> Extracted material
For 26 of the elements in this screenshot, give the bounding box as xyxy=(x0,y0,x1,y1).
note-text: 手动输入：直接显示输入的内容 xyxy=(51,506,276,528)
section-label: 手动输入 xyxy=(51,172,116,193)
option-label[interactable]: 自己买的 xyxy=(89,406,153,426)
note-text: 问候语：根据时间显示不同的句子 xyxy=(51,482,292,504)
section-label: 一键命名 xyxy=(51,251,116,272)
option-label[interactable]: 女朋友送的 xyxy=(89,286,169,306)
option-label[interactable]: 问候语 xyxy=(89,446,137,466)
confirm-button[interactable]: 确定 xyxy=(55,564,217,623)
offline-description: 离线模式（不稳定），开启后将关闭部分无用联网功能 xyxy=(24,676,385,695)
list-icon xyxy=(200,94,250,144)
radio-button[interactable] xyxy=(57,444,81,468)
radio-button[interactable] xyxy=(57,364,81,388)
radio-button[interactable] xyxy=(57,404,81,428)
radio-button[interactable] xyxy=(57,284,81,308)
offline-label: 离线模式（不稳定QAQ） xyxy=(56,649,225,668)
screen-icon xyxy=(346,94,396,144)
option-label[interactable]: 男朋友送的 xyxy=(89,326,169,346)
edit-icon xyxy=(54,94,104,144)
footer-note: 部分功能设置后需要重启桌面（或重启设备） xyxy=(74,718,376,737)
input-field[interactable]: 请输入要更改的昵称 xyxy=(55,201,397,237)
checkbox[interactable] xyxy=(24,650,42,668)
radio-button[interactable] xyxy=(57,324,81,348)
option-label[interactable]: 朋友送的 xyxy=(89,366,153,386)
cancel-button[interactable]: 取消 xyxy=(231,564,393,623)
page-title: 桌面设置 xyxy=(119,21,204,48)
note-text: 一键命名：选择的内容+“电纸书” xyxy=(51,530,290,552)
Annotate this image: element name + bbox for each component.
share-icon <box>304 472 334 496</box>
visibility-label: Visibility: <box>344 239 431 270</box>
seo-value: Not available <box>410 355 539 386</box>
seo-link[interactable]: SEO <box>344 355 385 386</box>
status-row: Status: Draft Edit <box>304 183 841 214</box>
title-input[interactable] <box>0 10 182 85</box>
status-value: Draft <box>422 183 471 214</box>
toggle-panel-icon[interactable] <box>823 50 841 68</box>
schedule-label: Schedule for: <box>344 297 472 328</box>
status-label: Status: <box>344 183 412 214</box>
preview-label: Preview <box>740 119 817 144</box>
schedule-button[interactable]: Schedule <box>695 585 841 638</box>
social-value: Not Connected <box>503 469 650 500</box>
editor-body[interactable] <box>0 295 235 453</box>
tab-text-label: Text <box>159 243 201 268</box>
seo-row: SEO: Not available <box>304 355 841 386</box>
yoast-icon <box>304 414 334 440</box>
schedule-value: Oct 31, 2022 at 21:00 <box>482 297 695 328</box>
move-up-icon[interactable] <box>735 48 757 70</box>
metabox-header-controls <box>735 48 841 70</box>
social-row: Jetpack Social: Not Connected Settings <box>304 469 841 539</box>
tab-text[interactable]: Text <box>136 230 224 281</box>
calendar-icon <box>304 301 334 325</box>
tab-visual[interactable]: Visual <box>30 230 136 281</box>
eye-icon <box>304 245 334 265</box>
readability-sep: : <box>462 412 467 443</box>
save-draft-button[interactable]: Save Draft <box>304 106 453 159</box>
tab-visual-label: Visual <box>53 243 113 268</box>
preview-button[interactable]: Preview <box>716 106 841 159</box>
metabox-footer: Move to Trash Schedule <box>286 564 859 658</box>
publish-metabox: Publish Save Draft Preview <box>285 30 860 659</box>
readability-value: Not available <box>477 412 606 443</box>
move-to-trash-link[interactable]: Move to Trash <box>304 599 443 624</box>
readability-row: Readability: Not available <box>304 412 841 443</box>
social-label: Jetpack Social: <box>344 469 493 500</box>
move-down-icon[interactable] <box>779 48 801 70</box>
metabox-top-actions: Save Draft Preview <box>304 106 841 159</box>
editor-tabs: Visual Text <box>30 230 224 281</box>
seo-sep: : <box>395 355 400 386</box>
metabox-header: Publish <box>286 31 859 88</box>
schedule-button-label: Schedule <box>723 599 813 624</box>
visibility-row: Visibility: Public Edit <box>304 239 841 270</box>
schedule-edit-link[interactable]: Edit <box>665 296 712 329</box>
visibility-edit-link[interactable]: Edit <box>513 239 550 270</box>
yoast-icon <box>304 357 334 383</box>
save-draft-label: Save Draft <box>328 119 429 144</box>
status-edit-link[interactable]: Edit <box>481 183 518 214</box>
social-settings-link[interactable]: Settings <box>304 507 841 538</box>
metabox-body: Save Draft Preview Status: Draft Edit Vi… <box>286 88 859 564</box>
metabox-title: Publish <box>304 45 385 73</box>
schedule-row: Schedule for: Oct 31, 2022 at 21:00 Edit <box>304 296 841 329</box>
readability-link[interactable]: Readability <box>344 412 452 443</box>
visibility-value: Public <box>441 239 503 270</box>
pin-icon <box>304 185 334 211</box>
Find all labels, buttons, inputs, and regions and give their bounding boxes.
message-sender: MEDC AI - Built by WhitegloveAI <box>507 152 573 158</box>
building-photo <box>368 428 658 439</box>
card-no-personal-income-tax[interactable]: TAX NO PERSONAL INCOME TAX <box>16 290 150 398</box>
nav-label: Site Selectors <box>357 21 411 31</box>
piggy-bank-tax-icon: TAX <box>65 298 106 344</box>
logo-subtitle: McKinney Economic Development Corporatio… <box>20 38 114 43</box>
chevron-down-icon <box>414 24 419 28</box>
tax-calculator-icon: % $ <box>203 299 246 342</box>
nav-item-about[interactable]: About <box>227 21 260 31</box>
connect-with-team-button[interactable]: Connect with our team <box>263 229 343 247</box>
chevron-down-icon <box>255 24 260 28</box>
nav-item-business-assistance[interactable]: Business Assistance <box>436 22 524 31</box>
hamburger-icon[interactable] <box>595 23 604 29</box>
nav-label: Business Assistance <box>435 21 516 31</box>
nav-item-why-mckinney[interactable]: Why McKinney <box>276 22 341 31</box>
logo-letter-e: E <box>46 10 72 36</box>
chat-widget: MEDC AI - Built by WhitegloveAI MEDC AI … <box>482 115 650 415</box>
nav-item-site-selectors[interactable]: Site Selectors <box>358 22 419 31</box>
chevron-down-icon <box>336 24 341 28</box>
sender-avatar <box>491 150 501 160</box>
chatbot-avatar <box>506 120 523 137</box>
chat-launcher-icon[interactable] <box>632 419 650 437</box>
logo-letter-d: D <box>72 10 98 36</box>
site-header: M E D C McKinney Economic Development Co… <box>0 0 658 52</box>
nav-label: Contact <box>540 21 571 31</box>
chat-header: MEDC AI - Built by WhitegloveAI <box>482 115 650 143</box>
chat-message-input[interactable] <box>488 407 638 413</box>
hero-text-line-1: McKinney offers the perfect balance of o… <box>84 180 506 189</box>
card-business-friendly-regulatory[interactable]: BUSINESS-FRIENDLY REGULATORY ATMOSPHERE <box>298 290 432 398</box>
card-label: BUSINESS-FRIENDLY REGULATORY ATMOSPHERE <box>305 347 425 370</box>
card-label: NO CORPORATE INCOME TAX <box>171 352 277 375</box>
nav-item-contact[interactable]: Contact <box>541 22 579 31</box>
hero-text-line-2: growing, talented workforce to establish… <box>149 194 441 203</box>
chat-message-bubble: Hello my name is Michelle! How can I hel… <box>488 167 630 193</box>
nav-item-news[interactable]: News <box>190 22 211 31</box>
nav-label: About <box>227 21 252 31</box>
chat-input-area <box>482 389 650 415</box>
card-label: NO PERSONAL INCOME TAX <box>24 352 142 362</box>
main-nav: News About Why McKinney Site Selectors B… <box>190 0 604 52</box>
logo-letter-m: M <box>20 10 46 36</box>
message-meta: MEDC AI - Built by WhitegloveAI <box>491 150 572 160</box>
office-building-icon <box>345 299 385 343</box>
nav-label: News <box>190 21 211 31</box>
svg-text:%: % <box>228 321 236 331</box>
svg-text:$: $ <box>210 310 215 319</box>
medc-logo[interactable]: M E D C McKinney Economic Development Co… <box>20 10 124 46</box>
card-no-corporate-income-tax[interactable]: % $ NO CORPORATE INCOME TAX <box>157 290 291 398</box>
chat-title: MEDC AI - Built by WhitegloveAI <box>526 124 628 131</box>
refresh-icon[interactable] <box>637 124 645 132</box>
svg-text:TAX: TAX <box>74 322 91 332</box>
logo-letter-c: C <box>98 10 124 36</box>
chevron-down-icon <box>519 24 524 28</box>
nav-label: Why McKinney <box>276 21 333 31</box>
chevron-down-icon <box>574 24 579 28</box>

> Short task
Write out the items exactly as they appear, from the first line of the items through the line that contains "editor-body[interactable] <box>0 295", including both of those lines.

> Solution below
For 26 of the elements in this screenshot, give the bounding box as xyxy=(x0,y0,x1,y1).
note-text: 手动输入：直接显示输入的内容 xyxy=(51,506,276,528)
section-label: 手动输入 xyxy=(51,172,116,193)
option-label[interactable]: 自己买的 xyxy=(89,406,153,426)
note-text: 问候语：根据时间显示不同的句子 xyxy=(51,482,292,504)
section-label: 一键命名 xyxy=(51,251,116,272)
option-label[interactable]: 女朋友送的 xyxy=(89,286,169,306)
option-label[interactable]: 问候语 xyxy=(89,446,137,466)
confirm-button[interactable]: 确定 xyxy=(55,564,217,623)
offline-description: 离线模式（不稳定），开启后将关闭部分无用联网功能 xyxy=(24,676,385,695)
list-icon xyxy=(200,94,250,144)
radio-button[interactable] xyxy=(57,444,81,468)
radio-button[interactable] xyxy=(57,364,81,388)
radio-button[interactable] xyxy=(57,404,81,428)
radio-button[interactable] xyxy=(57,284,81,308)
offline-label: 离线模式（不稳定QAQ） xyxy=(56,649,225,668)
screen-icon xyxy=(346,94,396,144)
option-label[interactable]: 男朋友送的 xyxy=(89,326,169,346)
edit-icon xyxy=(54,94,104,144)
footer-note: 部分功能设置后需要重启桌面（或重启设备） xyxy=(74,718,376,737)
input-field[interactable]: 请输入要更改的昵称 xyxy=(55,201,397,237)
checkbox[interactable] xyxy=(24,650,42,668)
radio-button[interactable] xyxy=(57,324,81,348)
option-label[interactable]: 朋友送的 xyxy=(89,366,153,386)
cancel-button[interactable]: 取消 xyxy=(231,564,393,623)
page-title: 桌面设置 xyxy=(119,21,204,48)
note-text: 一键命名：选择的内容+“电纸书” xyxy=(51,530,290,552)
Annotate this image: element name + bbox for each component.
share-icon <box>304 472 334 496</box>
visibility-label: Visibility: <box>344 239 431 270</box>
seo-value: Not available <box>410 355 539 386</box>
seo-link[interactable]: SEO <box>344 355 385 386</box>
status-row: Status: Draft Edit <box>304 183 841 214</box>
title-input[interactable] <box>0 10 182 85</box>
status-value: Draft <box>422 183 471 214</box>
toggle-panel-icon[interactable] <box>823 50 841 68</box>
schedule-label: Schedule for: <box>344 297 472 328</box>
status-label: Status: <box>344 183 412 214</box>
preview-label: Preview <box>740 119 817 144</box>
schedule-button[interactable]: Schedule <box>695 585 841 638</box>
social-value: Not Connected <box>503 469 650 500</box>
editor-body[interactable] <box>0 295 235 453</box>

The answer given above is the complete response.